═════ Materials provided ═════

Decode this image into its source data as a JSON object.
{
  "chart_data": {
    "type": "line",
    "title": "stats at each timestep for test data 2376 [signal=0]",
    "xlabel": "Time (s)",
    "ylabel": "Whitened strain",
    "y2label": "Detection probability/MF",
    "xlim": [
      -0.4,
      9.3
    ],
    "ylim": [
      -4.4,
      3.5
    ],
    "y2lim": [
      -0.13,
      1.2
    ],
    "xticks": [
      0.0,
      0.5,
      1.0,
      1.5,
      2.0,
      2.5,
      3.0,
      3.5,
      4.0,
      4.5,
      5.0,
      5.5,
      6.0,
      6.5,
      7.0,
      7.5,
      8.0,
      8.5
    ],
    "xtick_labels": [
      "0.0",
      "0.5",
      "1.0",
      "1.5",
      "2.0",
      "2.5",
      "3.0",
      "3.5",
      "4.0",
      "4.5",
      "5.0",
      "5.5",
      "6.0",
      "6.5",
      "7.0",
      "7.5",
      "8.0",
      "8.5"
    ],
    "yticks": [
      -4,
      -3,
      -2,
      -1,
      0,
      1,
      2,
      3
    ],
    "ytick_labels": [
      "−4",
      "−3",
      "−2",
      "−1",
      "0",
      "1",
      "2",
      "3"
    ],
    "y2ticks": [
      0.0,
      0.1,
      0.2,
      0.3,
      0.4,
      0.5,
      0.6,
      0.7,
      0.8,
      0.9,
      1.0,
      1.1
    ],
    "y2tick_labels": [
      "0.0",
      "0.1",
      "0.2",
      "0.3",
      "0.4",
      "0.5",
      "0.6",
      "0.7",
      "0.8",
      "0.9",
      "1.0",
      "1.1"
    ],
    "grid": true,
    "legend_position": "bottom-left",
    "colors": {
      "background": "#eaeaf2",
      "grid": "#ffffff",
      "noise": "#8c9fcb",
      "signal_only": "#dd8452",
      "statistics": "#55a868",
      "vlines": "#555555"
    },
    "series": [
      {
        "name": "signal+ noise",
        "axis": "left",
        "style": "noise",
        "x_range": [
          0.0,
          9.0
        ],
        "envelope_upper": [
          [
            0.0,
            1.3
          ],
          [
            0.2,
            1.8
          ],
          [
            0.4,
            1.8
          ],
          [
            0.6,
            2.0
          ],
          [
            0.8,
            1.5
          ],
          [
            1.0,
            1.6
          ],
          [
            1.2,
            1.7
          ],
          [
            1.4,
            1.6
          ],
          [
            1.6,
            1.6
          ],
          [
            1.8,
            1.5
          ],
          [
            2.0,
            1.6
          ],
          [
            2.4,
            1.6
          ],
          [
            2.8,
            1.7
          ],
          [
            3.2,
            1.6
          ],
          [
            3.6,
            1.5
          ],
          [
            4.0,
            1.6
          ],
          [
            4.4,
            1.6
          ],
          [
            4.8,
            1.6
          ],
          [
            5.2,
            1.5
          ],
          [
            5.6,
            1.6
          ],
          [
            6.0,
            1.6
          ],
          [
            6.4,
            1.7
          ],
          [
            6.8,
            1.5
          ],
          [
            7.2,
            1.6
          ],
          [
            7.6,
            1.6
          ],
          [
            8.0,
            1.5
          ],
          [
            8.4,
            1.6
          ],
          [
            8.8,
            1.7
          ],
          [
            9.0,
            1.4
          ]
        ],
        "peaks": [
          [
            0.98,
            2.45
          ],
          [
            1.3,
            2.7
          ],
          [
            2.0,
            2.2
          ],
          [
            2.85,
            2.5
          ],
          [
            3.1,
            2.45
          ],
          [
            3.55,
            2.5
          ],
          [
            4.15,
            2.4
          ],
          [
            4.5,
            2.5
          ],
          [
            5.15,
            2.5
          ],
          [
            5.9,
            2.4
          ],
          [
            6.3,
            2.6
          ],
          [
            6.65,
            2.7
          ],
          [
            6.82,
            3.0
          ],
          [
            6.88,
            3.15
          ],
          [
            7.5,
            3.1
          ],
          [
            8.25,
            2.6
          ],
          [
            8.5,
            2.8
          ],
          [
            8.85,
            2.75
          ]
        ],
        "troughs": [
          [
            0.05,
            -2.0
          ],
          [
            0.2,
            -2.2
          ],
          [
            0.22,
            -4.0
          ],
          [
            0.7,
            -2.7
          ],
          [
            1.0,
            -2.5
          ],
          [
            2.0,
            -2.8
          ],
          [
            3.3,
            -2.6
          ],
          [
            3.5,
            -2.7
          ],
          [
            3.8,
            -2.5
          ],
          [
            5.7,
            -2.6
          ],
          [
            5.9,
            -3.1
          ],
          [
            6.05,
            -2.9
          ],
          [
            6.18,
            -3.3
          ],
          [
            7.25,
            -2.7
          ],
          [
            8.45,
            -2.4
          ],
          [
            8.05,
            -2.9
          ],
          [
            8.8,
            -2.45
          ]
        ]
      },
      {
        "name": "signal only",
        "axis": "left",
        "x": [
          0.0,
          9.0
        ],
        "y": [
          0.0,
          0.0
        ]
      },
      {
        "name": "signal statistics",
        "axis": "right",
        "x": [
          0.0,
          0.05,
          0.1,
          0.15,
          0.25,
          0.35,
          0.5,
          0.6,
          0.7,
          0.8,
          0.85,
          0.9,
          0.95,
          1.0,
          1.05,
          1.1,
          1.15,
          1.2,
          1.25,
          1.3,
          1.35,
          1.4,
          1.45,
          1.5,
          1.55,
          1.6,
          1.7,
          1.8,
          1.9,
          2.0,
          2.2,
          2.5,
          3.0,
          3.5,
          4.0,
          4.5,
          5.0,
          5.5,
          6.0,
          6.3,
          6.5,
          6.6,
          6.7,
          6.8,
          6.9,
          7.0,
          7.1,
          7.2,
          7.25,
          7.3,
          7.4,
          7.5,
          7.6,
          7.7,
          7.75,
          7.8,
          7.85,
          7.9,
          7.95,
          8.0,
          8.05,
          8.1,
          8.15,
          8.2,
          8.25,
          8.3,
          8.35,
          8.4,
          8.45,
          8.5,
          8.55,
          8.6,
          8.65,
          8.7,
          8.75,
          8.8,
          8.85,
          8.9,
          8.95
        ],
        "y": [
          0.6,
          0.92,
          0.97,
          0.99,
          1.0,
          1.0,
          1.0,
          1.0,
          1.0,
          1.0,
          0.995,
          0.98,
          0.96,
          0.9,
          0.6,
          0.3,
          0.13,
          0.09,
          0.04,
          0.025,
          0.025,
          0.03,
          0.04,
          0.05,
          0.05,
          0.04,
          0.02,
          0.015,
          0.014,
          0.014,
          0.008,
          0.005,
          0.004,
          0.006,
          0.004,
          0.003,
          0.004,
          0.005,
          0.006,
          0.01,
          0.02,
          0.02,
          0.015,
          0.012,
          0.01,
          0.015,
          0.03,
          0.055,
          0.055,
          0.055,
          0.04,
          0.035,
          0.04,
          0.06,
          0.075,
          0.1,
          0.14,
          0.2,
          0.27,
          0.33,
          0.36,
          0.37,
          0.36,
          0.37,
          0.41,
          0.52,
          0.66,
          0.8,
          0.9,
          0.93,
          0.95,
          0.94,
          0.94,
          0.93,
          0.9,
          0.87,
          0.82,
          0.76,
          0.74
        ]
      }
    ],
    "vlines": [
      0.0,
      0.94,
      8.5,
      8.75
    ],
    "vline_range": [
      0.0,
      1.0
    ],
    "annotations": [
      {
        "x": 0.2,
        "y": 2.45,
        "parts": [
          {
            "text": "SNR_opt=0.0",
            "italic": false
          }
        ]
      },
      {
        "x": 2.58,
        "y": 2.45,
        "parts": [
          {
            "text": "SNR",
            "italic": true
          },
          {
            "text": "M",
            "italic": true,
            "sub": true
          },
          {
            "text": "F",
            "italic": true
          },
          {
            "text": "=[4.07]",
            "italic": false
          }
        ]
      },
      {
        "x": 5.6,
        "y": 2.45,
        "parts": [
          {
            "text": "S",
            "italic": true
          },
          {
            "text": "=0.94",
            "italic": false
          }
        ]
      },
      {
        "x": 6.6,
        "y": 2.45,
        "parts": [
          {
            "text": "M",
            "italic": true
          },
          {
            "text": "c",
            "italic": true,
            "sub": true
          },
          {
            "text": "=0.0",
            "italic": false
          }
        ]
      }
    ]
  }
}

═════

Short task: Read the entries above, then pull out the lines that include "noise".

Right answer:
      "noise": "#8c9fcb",
        "name": "signal+ noise",
        "style": "noise",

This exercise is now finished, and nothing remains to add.